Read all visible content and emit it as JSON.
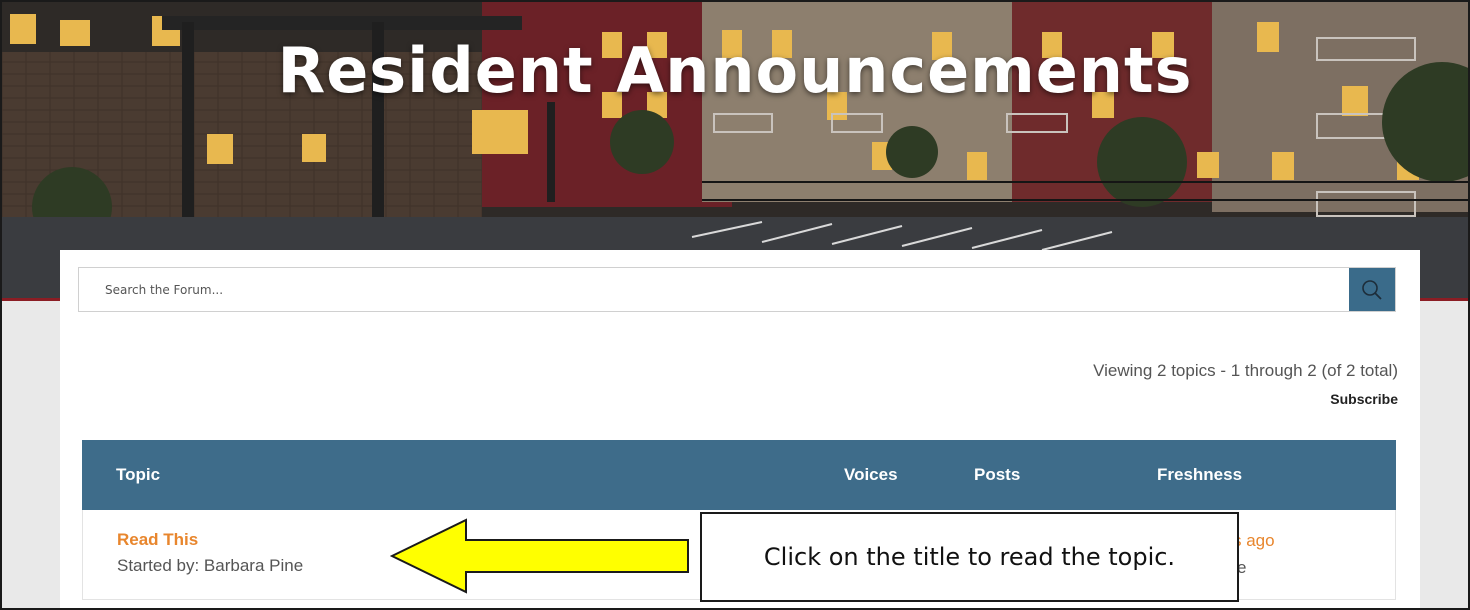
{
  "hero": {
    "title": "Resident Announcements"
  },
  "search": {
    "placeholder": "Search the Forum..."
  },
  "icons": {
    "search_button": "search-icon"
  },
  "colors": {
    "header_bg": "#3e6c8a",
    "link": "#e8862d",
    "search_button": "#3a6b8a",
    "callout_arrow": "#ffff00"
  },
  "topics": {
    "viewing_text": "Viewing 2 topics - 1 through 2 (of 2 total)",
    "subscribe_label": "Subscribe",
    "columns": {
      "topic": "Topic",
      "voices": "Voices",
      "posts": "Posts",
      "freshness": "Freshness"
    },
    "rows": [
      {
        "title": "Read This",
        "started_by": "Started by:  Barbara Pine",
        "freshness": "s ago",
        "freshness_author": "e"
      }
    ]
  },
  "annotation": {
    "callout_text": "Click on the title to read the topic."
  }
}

•••

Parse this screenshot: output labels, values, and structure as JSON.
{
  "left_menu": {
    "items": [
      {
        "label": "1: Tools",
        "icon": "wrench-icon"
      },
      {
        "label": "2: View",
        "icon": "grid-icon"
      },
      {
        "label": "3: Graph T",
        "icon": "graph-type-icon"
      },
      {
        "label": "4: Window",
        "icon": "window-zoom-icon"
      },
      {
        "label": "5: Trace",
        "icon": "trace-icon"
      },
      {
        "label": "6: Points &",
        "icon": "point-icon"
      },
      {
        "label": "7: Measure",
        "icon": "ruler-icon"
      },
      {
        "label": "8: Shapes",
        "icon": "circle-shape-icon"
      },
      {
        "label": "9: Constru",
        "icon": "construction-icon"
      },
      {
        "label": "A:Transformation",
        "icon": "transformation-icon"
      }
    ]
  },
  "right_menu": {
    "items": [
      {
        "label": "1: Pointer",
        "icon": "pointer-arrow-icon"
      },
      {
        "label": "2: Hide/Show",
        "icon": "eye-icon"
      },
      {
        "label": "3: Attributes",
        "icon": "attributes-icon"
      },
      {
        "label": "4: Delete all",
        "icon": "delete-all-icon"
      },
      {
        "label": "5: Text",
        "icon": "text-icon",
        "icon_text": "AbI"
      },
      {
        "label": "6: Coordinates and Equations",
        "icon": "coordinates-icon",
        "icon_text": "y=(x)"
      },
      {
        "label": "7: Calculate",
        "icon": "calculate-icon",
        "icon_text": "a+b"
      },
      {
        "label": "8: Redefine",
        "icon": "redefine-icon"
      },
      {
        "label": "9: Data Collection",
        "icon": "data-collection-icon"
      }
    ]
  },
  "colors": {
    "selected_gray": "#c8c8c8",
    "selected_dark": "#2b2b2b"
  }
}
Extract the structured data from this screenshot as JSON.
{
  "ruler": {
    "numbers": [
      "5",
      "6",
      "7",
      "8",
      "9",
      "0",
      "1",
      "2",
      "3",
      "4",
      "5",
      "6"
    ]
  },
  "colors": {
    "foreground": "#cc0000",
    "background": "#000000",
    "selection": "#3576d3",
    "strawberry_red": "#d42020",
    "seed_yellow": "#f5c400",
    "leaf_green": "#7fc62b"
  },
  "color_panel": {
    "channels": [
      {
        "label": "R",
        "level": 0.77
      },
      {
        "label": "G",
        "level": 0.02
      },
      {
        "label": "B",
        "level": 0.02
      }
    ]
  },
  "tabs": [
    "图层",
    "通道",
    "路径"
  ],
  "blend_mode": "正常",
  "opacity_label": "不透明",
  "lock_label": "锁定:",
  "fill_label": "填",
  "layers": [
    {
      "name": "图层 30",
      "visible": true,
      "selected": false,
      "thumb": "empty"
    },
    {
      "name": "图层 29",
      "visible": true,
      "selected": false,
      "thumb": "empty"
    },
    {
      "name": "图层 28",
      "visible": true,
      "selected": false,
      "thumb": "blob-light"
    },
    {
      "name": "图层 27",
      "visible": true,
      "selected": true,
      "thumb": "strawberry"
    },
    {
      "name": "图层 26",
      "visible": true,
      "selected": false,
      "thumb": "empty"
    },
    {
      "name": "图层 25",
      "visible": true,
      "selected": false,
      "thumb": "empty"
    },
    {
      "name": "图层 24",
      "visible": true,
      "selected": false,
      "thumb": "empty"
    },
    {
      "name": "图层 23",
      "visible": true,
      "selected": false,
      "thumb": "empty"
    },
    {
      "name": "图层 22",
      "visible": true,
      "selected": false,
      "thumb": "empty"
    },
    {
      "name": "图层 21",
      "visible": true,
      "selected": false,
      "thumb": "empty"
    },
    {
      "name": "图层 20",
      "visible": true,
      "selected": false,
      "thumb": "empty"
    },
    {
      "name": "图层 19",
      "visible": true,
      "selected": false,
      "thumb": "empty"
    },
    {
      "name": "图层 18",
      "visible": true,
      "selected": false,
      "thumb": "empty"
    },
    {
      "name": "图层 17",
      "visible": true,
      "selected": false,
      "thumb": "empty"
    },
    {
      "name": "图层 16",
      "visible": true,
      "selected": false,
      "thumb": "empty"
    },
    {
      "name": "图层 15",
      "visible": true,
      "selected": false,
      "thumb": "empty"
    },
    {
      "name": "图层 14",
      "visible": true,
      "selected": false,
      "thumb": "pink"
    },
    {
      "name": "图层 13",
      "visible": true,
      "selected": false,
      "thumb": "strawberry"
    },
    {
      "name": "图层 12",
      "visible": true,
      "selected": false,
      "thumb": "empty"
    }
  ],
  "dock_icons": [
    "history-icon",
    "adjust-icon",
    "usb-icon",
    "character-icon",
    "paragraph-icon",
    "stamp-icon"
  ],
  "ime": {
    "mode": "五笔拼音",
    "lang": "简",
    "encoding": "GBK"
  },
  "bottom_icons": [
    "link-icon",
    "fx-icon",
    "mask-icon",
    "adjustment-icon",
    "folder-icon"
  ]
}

•••

Exercise:
Count the lines above that contain the word "JSON". Give only the number.

Solution to this exercise:
3